WRITTEN REQUEST:
Each line below should be retyped exactly, with no pictures.

DATA RECORDS:

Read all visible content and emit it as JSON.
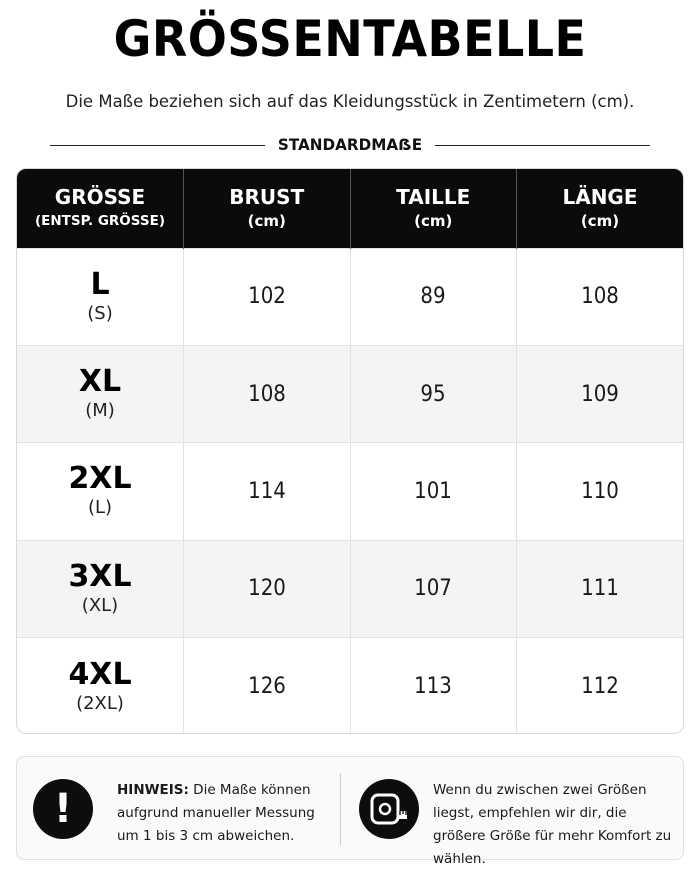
{
  "header": {
    "title": "GRÖSSENTABELLE",
    "subtitle": "Die Maße beziehen sich auf das Kleidungsstück in Zentimetern (cm).",
    "section_label": "STANDARDMAẞE"
  },
  "table": {
    "columns": [
      {
        "label": "GRÖSSE",
        "sub": "(ENTSP. GRÖSSE)"
      },
      {
        "label": "BRUST",
        "sub": "(cm)"
      },
      {
        "label": "TAILLE",
        "sub": "(cm)"
      },
      {
        "label": "LÄNGE",
        "sub": "(cm)"
      }
    ],
    "rows": [
      {
        "size": "L",
        "equivalent": "(S)",
        "brust": "102",
        "taille": "89",
        "laenge": "108"
      },
      {
        "size": "XL",
        "equivalent": "(M)",
        "brust": "108",
        "taille": "95",
        "laenge": "109"
      },
      {
        "size": "2XL",
        "equivalent": "(L)",
        "brust": "114",
        "taille": "101",
        "laenge": "110"
      },
      {
        "size": "3XL",
        "equivalent": "(XL)",
        "brust": "120",
        "taille": "107",
        "laenge": "111"
      },
      {
        "size": "4XL",
        "equivalent": "(2XL)",
        "brust": "126",
        "taille": "113",
        "laenge": "112"
      }
    ]
  },
  "notes": {
    "hint_label": "HINWEIS:",
    "hint_text": " Die Maße können aufgrund manueller Messung um 1 bis 3 cm abweichen.",
    "hint_icon": "exclamation-icon",
    "tip_text": "Wenn du zwischen zwei Größen liegst, empfehlen wir dir, die größere Größe für mehr Komfort zu wählen.",
    "tip_icon": "measuring-tape-icon"
  },
  "colors": {
    "header_background": "#0b0b0b",
    "row_alt_background": "#f4f4f4",
    "note_background": "#fafafa"
  }
}
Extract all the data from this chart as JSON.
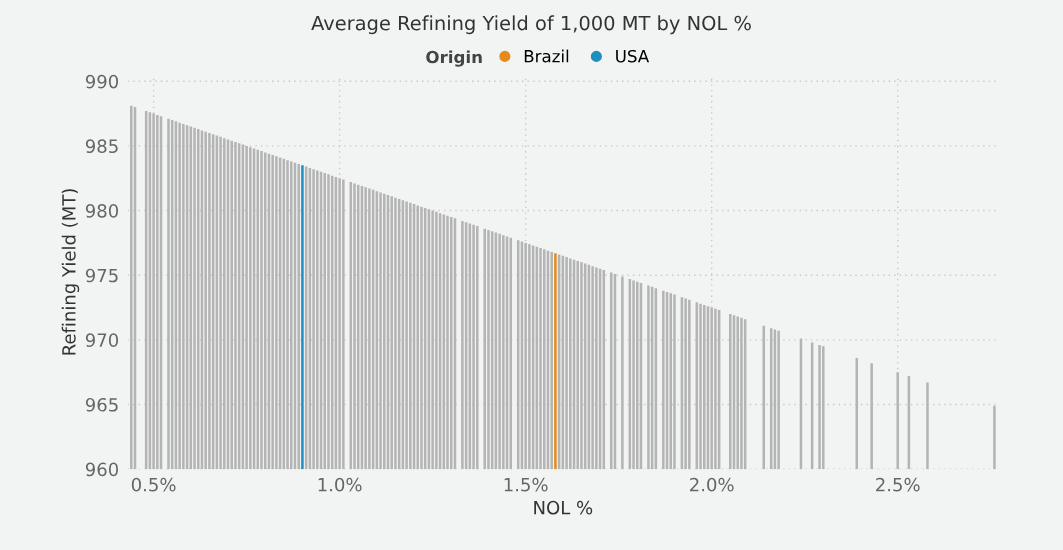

FULL SOLUTION:
Read all visible content and emit it as JSON.
{
  "header": {
    "title": "GRÖSSENTABELLE",
    "subtitle": "Die Maße beziehen sich auf das Kleidungsstück in Zentimetern (cm).",
    "section_label": "STANDARDMAẞE"
  },
  "table": {
    "columns": [
      {
        "label": "GRÖSSE",
        "sub": "(ENTSP. GRÖSSE)"
      },
      {
        "label": "BRUST",
        "sub": "(cm)"
      },
      {
        "label": "TAILLE",
        "sub": "(cm)"
      },
      {
        "label": "LÄNGE",
        "sub": "(cm)"
      }
    ],
    "rows": [
      {
        "size": "L",
        "equivalent": "(S)",
        "brust": "102",
        "taille": "89",
        "laenge": "108"
      },
      {
        "size": "XL",
        "equivalent": "(M)",
        "brust": "108",
        "taille": "95",
        "laenge": "109"
      },
      {
        "size": "2XL",
        "equivalent": "(L)",
        "brust": "114",
        "taille": "101",
        "laenge": "110"
      },
      {
        "size": "3XL",
        "equivalent": "(XL)",
        "brust": "120",
        "taille": "107",
        "laenge": "111"
      },
      {
        "size": "4XL",
        "equivalent": "(2XL)",
        "brust": "126",
        "taille": "113",
        "laenge": "112"
      }
    ]
  },
  "notes": {
    "hint_label": "HINWEIS:",
    "hint_text": " Die Maße können aufgrund manueller Messung um 1 bis 3 cm abweichen.",
    "hint_icon": "exclamation-icon",
    "tip_text": "Wenn du zwischen zwei Größen liegst, empfehlen wir dir, die größere Größe für mehr Komfort zu wählen.",
    "tip_icon": "measuring-tape-icon"
  },
  "colors": {
    "header_background": "#0b0b0b",
    "row_alt_background": "#f4f4f4",
    "note_background": "#fafafa"
  }
}
Extract all the data from this chart as JSON.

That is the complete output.